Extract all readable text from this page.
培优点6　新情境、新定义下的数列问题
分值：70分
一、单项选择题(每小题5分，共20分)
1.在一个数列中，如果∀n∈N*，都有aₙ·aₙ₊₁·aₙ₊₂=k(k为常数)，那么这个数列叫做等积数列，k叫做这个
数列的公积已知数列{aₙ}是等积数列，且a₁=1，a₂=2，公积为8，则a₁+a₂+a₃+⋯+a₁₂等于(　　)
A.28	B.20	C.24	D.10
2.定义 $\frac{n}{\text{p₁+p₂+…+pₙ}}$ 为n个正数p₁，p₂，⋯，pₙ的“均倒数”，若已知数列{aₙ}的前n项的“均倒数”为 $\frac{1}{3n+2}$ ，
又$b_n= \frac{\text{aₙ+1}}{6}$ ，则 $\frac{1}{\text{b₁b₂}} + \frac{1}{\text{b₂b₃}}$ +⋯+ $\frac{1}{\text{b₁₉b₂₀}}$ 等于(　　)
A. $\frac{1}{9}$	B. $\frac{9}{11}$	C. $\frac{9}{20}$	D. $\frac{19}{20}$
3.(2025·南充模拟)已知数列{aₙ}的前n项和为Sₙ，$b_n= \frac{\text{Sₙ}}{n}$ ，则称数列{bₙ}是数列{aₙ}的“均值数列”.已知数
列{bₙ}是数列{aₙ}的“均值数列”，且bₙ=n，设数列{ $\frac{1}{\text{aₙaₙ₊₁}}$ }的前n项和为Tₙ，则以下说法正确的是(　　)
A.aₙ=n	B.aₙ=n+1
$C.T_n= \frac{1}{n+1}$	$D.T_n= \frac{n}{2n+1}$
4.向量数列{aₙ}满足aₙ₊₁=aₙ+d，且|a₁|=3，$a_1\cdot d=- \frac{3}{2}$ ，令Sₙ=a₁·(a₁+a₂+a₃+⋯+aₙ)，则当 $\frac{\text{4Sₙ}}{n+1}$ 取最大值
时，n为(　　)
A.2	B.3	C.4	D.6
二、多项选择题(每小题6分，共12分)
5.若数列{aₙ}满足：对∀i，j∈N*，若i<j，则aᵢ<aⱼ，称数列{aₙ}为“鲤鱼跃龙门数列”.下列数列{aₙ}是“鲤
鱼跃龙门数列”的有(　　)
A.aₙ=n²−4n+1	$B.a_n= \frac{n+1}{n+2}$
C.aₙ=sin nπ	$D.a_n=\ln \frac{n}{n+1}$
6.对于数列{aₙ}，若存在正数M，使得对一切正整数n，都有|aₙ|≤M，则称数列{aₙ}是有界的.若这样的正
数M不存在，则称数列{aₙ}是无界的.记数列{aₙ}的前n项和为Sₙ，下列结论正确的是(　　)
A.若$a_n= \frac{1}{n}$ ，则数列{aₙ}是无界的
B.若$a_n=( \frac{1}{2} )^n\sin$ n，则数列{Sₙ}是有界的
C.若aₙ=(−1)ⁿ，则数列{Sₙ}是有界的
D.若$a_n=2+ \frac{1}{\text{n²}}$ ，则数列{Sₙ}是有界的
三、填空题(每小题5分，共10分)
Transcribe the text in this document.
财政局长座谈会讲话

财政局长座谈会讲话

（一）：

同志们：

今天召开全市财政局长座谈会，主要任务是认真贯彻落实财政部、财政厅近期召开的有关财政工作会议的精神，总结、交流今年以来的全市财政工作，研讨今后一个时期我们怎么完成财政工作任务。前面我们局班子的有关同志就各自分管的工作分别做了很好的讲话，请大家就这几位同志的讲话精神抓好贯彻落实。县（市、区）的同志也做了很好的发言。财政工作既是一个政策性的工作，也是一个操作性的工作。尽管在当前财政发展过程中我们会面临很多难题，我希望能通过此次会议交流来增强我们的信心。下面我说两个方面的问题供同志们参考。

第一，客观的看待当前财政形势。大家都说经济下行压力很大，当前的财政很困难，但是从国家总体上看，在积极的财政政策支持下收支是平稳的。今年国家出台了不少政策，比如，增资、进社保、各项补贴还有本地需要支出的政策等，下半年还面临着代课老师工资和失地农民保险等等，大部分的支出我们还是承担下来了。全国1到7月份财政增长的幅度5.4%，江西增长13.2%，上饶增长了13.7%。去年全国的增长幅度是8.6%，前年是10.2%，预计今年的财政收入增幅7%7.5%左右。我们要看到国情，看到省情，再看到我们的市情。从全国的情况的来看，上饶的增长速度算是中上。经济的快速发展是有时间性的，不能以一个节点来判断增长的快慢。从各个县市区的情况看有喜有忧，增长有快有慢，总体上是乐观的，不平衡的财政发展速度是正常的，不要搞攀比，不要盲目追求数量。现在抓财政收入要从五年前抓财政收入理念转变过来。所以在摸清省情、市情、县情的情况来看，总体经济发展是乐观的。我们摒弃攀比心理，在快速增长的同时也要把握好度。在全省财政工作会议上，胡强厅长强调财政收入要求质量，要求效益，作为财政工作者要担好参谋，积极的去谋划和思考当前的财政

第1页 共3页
..............................
> _What to work on_
Some lines of the data may hold the word "均值数列". Say how many do, with nothing else.

> _Written answer_
2